### DOCUMENT SECTION ###

How to Configure Access Controls and Authentication Methods


Topic Last Modified: 2005-05-24

For SMTP virtual servers, you can specify what types of connections are accepted or denied, and you can require user authentication before mail delivery. If you support IMAP or POP clients that connect from the Internet, authentication methods are useful. However, on an SMTP virtual server that acts as an Internet gateway, you cannot require authentication if you want to receive mail from users on the Internet.

Before you perform the procedure in this topic, read Connecting Exchange to the Internet.

The following permissions are required to perform this procedure:

  • Member of the local administrators group and a member of a group that has had the Exchange Administrators role applied at the administrative group level

  1. Right-click Default SMTP Virtual Server, and then click Properties.

  2. Click the Access tab, and then, under Access control, click Authentication to specify the ways in which users must be authenticated prior to sending mail to this server. The Authentication dialog box appears.

    The Authentication dialog box

  3. In Authentication, the following check boxes are available:

    • Anonymous access   Typically, you select this check box for servers that are directly connected to the Internet. If you select this check box, other servers on the Internet will not authenticate to this server prior to sending mail. For increased security, disable anonymous access on your internal SMTP virtual servers that do not accept incoming Internet mail. For similar security purposes, you can also disable anonymous access on dedicated SMTP virtual servers that are used for remote IMAP and POP users.

      If the Anonymous access check box is not selected on your Internet gateway servers, you may not receive incoming mail from the Internet. However, for internal SMTP virtual servers or SMTP virtual servers that are used exclusively by IMAP and POP users, you can clear this check box because they must authenticate.

### RECORDED DATA ###

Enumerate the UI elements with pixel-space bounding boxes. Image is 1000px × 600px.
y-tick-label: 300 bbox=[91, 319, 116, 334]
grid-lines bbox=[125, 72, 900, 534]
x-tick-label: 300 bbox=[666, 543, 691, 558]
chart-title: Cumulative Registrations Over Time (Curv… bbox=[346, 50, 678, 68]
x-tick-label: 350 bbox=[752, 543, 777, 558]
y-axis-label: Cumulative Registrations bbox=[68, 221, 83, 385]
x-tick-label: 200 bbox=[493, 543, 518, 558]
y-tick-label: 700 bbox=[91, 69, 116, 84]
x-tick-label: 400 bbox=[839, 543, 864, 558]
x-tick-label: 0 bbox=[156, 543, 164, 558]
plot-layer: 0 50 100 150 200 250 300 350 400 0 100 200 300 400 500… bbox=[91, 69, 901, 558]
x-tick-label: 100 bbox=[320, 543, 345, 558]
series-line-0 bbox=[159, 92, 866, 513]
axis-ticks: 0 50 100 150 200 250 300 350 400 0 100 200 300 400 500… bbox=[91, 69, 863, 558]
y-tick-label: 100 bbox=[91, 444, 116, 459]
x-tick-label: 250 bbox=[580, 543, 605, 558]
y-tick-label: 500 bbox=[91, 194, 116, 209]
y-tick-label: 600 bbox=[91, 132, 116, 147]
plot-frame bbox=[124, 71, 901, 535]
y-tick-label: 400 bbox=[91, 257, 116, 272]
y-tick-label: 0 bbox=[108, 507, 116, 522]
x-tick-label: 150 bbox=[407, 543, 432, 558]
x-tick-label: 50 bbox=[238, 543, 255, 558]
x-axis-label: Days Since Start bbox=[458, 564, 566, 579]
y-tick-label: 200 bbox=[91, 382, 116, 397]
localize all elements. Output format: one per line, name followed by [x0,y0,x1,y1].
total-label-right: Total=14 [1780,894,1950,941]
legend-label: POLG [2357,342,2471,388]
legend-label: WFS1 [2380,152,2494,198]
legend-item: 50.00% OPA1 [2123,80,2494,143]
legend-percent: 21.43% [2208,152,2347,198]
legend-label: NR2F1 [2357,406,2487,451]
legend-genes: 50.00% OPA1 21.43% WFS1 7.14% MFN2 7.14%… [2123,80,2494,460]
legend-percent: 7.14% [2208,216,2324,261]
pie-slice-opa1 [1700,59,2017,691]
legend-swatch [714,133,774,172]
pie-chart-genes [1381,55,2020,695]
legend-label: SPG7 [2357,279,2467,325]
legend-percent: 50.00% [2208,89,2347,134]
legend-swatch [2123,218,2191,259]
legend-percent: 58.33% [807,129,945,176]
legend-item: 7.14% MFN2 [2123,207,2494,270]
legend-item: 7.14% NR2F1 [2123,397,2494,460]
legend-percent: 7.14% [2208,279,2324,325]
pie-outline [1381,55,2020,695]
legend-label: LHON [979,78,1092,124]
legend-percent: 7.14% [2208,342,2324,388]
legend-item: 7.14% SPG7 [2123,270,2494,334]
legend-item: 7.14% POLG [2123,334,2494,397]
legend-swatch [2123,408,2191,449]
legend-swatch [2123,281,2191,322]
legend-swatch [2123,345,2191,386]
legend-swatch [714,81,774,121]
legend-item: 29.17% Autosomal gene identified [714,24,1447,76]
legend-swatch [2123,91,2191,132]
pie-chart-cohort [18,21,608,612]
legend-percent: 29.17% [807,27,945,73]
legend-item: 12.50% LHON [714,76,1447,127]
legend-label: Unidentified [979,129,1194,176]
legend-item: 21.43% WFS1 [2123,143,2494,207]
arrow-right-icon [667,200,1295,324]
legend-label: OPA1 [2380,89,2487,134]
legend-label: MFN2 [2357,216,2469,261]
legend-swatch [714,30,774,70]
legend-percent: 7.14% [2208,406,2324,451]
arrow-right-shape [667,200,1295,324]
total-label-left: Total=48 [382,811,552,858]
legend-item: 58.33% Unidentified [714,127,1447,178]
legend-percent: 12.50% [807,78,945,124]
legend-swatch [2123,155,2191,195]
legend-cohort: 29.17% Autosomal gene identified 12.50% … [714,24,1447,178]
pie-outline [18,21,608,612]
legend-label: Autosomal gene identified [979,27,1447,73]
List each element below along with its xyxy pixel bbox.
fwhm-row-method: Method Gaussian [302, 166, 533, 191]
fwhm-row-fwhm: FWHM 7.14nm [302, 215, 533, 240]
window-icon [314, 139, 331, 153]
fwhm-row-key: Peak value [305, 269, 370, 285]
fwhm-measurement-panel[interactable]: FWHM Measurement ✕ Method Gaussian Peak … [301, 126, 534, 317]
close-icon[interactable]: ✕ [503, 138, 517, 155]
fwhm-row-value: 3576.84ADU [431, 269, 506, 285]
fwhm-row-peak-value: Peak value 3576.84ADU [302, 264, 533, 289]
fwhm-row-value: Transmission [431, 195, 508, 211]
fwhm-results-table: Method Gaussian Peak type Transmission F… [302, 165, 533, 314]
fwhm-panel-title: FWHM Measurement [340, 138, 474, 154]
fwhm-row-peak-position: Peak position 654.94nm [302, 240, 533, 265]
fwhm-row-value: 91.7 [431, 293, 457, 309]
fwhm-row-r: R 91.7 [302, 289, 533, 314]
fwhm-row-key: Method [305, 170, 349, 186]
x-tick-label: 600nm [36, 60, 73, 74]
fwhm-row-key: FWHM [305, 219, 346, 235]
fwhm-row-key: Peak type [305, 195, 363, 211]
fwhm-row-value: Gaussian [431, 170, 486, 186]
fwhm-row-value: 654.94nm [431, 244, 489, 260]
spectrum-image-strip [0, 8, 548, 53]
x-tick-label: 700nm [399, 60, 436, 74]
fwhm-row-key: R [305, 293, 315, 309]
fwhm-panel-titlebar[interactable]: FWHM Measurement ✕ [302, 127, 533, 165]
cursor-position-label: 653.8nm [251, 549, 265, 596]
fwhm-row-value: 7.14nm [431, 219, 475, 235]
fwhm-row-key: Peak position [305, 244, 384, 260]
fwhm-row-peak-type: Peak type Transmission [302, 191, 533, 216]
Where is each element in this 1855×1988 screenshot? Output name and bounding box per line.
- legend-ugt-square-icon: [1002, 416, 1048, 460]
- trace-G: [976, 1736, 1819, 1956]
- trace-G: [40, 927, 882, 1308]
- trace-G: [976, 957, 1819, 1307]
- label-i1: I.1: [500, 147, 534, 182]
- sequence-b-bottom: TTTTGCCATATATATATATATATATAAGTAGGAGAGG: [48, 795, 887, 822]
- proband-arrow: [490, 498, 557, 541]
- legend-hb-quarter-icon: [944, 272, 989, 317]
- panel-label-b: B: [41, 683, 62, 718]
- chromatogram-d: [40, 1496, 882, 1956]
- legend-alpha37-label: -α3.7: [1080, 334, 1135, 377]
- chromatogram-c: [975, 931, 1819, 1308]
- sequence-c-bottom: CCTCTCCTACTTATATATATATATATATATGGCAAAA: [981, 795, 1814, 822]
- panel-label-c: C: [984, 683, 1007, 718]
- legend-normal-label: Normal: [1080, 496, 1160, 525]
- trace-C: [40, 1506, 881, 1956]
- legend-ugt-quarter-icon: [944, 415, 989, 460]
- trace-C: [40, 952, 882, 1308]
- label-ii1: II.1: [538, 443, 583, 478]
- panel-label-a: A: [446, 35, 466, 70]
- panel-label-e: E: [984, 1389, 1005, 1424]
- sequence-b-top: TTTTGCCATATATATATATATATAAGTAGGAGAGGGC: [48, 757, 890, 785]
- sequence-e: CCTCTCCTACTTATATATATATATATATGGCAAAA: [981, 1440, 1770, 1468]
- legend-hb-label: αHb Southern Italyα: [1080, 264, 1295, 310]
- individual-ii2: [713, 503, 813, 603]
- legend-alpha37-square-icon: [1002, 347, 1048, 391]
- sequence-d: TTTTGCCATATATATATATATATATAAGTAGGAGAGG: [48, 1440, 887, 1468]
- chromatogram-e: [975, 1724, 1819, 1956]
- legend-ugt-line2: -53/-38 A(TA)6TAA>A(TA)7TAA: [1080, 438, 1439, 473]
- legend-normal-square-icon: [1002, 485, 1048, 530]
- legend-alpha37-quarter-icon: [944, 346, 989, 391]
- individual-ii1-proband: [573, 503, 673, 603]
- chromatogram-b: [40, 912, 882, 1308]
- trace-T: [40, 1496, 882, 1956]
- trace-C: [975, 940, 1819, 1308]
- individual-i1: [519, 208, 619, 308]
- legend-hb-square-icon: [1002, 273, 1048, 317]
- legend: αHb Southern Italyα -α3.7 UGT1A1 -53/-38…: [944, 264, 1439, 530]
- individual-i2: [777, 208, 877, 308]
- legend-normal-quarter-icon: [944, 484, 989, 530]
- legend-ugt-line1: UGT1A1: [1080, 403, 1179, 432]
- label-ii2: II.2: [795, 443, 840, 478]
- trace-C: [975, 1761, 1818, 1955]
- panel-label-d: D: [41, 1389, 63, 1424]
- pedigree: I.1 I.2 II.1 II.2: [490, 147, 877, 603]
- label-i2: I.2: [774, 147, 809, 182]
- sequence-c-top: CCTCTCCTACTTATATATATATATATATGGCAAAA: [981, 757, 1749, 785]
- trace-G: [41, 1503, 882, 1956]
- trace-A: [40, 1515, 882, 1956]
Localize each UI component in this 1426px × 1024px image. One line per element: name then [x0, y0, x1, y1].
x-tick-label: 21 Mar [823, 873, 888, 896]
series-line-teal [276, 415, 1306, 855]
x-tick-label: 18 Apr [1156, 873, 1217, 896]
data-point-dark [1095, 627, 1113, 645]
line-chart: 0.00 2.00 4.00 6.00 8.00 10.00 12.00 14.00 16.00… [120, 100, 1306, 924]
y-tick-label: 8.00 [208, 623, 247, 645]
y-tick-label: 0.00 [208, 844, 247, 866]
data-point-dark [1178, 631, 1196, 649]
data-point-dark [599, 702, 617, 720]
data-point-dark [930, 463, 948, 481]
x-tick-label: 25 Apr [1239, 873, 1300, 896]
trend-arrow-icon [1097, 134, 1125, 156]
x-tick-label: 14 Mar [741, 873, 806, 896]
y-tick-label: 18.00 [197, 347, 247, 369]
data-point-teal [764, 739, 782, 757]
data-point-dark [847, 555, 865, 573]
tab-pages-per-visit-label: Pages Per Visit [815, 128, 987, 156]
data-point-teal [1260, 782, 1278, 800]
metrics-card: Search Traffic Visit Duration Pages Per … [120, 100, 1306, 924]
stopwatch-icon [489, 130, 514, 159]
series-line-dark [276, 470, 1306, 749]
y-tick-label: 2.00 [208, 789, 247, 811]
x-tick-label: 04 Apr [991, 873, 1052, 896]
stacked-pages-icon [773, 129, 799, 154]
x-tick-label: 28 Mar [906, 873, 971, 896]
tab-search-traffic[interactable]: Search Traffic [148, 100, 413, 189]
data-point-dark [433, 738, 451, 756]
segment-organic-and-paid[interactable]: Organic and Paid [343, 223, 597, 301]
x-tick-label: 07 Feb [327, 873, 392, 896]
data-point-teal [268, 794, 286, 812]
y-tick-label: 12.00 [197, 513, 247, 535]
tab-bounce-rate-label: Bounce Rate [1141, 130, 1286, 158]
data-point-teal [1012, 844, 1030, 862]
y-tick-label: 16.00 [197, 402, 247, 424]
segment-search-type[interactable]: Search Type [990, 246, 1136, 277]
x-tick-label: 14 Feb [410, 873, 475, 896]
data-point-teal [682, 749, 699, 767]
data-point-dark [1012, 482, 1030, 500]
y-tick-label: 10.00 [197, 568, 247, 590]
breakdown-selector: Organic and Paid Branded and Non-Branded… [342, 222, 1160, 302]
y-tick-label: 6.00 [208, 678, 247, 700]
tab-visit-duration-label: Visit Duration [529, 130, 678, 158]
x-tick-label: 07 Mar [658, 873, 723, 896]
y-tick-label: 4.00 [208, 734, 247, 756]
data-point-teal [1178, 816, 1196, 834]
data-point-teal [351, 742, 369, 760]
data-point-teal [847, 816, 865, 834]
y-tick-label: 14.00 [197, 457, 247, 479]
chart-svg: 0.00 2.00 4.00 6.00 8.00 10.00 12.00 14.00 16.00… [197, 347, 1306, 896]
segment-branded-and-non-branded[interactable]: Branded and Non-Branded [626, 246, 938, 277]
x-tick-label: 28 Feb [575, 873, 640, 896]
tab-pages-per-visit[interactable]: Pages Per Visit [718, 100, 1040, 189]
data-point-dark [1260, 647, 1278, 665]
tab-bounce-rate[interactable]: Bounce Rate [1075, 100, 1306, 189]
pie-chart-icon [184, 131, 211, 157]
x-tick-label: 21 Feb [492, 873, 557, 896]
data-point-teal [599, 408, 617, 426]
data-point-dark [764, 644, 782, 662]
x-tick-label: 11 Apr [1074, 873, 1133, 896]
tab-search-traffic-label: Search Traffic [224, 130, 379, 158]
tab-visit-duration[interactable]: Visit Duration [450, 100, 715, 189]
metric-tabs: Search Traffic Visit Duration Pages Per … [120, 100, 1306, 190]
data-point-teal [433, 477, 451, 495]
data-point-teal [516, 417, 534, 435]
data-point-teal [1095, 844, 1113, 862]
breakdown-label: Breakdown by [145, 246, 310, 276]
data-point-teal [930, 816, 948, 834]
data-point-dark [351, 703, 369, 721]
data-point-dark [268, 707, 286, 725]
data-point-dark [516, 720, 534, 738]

###

= ASSIGNMENT 1 =
Rewrite the SMTP authentication article between "3. In Authentication, the" and "and POP users.", inclusive, replacing "SMTP virtual servers" with "SMTP servers".
= ASSIGNMENT 2 =
Write the next part of the SMTP authentication article, starting after its last sentence.

= ANSWER BOX 1 =
3. In Authentication, the following check boxes are available:

    • Anonymous access   Typically, you select this check box for servers that are directly connected to the Internet. If you select this check box, other servers on the Internet will not authenticate to this server prior to sending mail. For increased security, disable anonymous access on your internal SMTP servers that do not accept incoming Internet mail. For similar security purposes, you can also disable anonymous access on dedicated SMTP servers that are used for remote IMAP and POP users.

= ANSWER BOX 2 =
    • Basic authentication   Use this check box for mail clients (such as Microsoft Outlook) that use Post Office Protocol version 3 (POP3) or Internet Message Access Protocol version 4rev1 (IMAP4) to connect to the server. To send e-mail messages, these clients authenticate to the server.

      If you select the Basic authentication (password is sent in clear text) check box, user names and passwords are sent across the network in clear text. This information can be easily intercepted on the Internet. If you use basic authentication, consider implementing Transport Layer Security (TLS) for more security.
    • Requires TLS encryption   Use this check box if you have a digital certificate, which is common in a high-security environment. If you select this check box, in the corresponding Default domain box, you must type the Windows 2000 or Windows Server 2003 domain name that the user should authenticate against if he or she does not specify a domain. For more information about TLS encryption, see the Exchange online documentation.

    • Integrated Windows Authentication   This check box is used only by Windows user accounts. Using the NTLM protocol, user names and passwords are encrypted and are then passed to the SMTP virtual server for authentication purposes.

      By default, the Anonymous access, Basic authentication, and Integrated Windows Authentication check boxes are selected. If you are using a single default virtual server, it is recommended that you use the default settings; this allows users to authenticate by using the most common methods.
  4. In <SMTP Virtual Server> Properties, on the Access tab, under Secure communication, click Certificate to configure a certificate (used for TLS encryption) that encrypts messages as they move from server to server. For more information about TLS encryption, see the Exchange online documentation.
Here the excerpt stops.